═══ Data to process

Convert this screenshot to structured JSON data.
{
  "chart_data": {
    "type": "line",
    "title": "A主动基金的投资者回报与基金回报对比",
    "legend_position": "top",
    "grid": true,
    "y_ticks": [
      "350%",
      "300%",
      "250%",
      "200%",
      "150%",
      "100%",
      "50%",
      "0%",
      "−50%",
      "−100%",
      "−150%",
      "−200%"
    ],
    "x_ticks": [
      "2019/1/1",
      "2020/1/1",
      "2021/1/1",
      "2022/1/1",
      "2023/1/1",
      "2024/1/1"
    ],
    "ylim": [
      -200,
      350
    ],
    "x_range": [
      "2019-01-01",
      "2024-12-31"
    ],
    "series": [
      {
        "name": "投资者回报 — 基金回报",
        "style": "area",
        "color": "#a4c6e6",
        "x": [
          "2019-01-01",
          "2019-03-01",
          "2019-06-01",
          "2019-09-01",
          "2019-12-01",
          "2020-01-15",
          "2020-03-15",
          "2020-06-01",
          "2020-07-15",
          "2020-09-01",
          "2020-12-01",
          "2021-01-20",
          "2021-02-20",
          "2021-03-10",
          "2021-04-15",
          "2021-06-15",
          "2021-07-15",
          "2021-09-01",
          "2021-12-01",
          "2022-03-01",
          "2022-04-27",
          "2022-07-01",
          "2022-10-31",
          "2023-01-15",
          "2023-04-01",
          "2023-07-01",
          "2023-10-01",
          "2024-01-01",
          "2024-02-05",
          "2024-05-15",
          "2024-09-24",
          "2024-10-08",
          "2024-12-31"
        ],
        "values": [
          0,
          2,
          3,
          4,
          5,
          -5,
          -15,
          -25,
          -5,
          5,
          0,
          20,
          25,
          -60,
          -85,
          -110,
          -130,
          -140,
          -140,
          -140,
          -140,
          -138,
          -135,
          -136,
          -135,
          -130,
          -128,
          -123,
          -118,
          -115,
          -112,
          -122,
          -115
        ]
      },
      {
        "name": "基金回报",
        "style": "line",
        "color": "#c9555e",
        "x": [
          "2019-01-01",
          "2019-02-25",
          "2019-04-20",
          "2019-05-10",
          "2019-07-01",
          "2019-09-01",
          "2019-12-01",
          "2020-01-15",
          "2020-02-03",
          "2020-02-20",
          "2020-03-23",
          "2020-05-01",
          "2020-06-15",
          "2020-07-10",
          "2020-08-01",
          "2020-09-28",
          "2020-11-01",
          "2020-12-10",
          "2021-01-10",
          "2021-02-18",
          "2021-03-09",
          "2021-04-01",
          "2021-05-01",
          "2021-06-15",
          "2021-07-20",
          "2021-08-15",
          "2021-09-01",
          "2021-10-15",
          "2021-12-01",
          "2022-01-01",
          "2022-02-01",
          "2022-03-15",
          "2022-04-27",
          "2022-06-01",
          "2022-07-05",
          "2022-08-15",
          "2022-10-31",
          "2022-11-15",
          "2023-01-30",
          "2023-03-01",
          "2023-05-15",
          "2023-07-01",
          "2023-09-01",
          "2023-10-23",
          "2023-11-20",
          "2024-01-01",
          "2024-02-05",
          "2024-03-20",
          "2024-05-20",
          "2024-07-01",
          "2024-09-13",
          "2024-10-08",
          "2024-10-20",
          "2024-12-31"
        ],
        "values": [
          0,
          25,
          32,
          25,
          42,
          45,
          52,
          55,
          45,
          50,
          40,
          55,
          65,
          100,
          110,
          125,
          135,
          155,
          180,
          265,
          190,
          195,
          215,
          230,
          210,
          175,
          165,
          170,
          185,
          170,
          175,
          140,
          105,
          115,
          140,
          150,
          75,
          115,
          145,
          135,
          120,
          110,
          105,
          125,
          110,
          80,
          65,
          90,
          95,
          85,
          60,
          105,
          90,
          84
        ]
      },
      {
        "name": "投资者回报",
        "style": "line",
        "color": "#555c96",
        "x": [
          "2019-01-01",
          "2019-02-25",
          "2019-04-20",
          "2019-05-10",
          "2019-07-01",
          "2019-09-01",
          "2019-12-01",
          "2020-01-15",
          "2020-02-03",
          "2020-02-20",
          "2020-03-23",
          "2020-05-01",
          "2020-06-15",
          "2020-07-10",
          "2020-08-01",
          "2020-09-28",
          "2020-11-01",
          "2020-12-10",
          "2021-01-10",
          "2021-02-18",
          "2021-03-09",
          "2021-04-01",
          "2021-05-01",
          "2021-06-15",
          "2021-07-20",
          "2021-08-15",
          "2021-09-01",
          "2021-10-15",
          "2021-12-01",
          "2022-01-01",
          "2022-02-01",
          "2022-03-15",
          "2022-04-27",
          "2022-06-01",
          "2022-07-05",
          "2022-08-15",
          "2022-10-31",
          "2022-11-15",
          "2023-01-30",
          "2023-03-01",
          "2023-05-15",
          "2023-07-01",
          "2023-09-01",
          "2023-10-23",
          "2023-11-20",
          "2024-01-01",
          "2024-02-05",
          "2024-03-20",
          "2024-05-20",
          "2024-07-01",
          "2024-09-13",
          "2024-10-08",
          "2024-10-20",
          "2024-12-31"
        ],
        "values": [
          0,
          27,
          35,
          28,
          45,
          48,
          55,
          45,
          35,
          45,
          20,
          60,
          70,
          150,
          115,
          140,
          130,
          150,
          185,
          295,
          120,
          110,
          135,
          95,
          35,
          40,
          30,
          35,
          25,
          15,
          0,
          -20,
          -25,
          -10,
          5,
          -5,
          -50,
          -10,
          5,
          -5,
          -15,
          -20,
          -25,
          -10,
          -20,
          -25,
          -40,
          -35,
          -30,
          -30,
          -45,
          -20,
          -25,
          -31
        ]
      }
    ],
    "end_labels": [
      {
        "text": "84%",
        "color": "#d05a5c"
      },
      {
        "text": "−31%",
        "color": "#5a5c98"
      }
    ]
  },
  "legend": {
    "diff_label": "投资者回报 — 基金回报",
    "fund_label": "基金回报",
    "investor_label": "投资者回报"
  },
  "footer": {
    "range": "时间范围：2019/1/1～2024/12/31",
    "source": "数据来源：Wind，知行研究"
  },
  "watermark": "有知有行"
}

══════

* _Goal_
Exact copies of all the records are required.

* _Exercise response_
Convert this screenshot to structured JSON data.
{
  "chart_data": {
    "type": "line",
    "title": "A主动基金的投资者回报与基金回报对比",
    "legend_position": "top",
    "grid": true,
    "y_ticks": [
      "350%",
      "300%",
      "250%",
      "200%",
      "150%",
      "100%",
      "50%",
      "0%",
      "−50%",
      "−100%",
      "−150%",
      "−200%"
    ],
    "x_ticks": [
      "2019/1/1",
      "2020/1/1",
      "2021/1/1",
      "2022/1/1",
      "2023/1/1",
      "2024/1/1"
    ],
    "ylim": [
      -200,
      350
    ],
    "x_range": [
      "2019-01-01",
      "2024-12-31"
    ],
    "series": [
      {
        "name": "投资者回报 — 基金回报",
        "style": "area",
        "color": "#a4c6e6",
        "x": [
          "2019-01-01",
          "2019-03-01",
          "2019-06-01",
          "2019-09-01",
          "2019-12-01",
          "2020-01-15",
          "2020-03-15",
          "2020-06-01",
          "2020-07-15",
          "2020-09-01",
          "2020-12-01",
          "2021-01-20",
          "2021-02-20",
          "2021-03-10",
          "2021-04-15",
          "2021-06-15",
          "2021-07-15",
          "2021-09-01",
          "2021-12-01",
          "2022-03-01",
          "2022-04-27",
          "2022-07-01",
          "2022-10-31",
          "2023-01-15",
          "2023-04-01",
          "2023-07-01",
          "2023-10-01",
          "2024-01-01",
          "2024-02-05",
          "2024-05-15",
          "2024-09-24",
          "2024-10-08",
          "2024-12-31"
        ],
        "values": [
          0,
          2,
          3,
          4,
          5,
          -5,
          -15,
          -25,
          -5,
          5,
          0,
          20,
          25,
          -60,
          -85,
          -110,
          -130,
          -140,
          -140,
          -140,
          -140,
          -138,
          -135,
          -136,
          -135,
          -130,
          -128,
          -123,
          -118,
          -115,
          -112,
          -122,
          -115
        ]
      },
      {
        "name": "基金回报",
        "style": "line",
        "color": "#c9555e",
        "x": [
          "2019-01-01",
          "2019-02-25",
          "2019-04-20",
          "2019-05-10",
          "2019-07-01",
          "2019-09-01",
          "2019-12-01",
          "2020-01-15",
          "2020-02-03",
          "2020-02-20",
          "2020-03-23",
          "2020-05-01",
          "2020-06-15",
          "2020-07-10",
          "2020-08-01",
          "2020-09-28",
          "2020-11-01",
          "2020-12-10",
          "2021-01-10",
          "2021-02-18",
          "2021-03-09",
          "2021-04-01",
          "2021-05-01",
          "2021-06-15",
          "2021-07-20",
          "2021-08-15",
          "2021-09-01",
          "2021-10-15",
          "2021-12-01",
          "2022-01-01",
          "2022-02-01",
          "2022-03-15",
          "2022-04-27",
          "2022-06-01",
          "2022-07-05",
          "2022-08-15",
          "2022-10-31",
          "2022-11-15",
          "2023-01-30",
          "2023-03-01",
          "2023-05-15",
          "2023-07-01",
          "2023-09-01",
          "2023-10-23",
          "2023-11-20",
          "2024-01-01",
          "2024-02-05",
          "2024-03-20",
          "2024-05-20",
          "2024-07-01",
          "2024-09-13",
          "2024-10-08",
          "2024-10-20",
          "2024-12-31"
        ],
        "values": [
          0,
          25,
          32,
          25,
          42,
          45,
          52,
          55,
          45,
          50,
          40,
          55,
          65,
          100,
          110,
          125,
          135,
          155,
          180,
          265,
          190,
          195,
          215,
          230,
          210,
          175,
          165,
          170,
          185,
          170,
          175,
          140,
          105,
          115,
          140,
          150,
          75,
          115,
          145,
          135,
          120,
          110,
          105,
          125,
          110,
          80,
          65,
          90,
          95,
          85,
          60,
          105,
          90,
          84
        ]
      },
      {
        "name": "投资者回报",
        "style": "line",
        "color": "#555c96",
        "x": [
          "2019-01-01",
          "2019-02-25",
          "2019-04-20",
          "2019-05-10",
          "2019-07-01",
          "2019-09-01",
          "2019-12-01",
          "2020-01-15",
          "2020-02-03",
          "2020-02-20",
          "2020-03-23",
          "2020-05-01",
          "2020-06-15",
          "2020-07-10",
          "2020-08-01",
          "2020-09-28",
          "2020-11-01",
          "2020-12-10",
          "2021-01-10",
          "2021-02-18",
          "2021-03-09",
          "2021-04-01",
          "2021-05-01",
          "2021-06-15",
          "2021-07-20",
          "2021-08-15",
          "2021-09-01",
          "2021-10-15",
          "2021-12-01",
          "2022-01-01",
          "2022-02-01",
          "2022-03-15",
          "2022-04-27",
          "2022-06-01",
          "2022-07-05",
          "2022-08-15",
          "2022-10-31",
          "2022-11-15",
          "2023-01-30",
          "2023-03-01",
          "2023-05-15",
          "2023-07-01",
          "2023-09-01",
          "2023-10-23",
          "2023-11-20",
          "2024-01-01",
          "2024-02-05",
          "2024-03-20",
          "2024-05-20",
          "2024-07-01",
          "2024-09-13",
          "2024-10-08",
          "2024-10-20",
          "2024-12-31"
        ],
        "values": [
          0,
          27,
          35,
          28,
          45,
          48,
          55,
          45,
          35,
          45,
          20,
          60,
          70,
          150,
          115,
          140,
          130,
          150,
          185,
          295,
          120,
          110,
          135,
          95,
          35,
          40,
          30,
          35,
          25,
          15,
          0,
          -20,
          -25,
          -10,
          5,
          -5,
          -50,
          -10,
          5,
          -5,
          -15,
          -20,
          -25,
          -10,
          -20,
          -25,
          -40,
          -35,
          -30,
          -30,
          -45,
          -20,
          -25,
          -31
        ]
      }
    ],
    "end_labels": [
      {
        "text": "84%",
        "color": "#d05a5c"
      },
      {
        "text": "−31%",
        "color": "#5a5c98"
      }
    ]
  },
  "legend": {
    "diff_label": "投资者回报 — 基金回报",
    "fund_label": "基金回报",
    "investor_label": "投资者回报"
  },
  "footer": {
    "range": "时间范围：2019/1/1～2024/12/31",
    "source": "数据来源：Wind，知行研究"
  },
  "watermark": "有知有行"
}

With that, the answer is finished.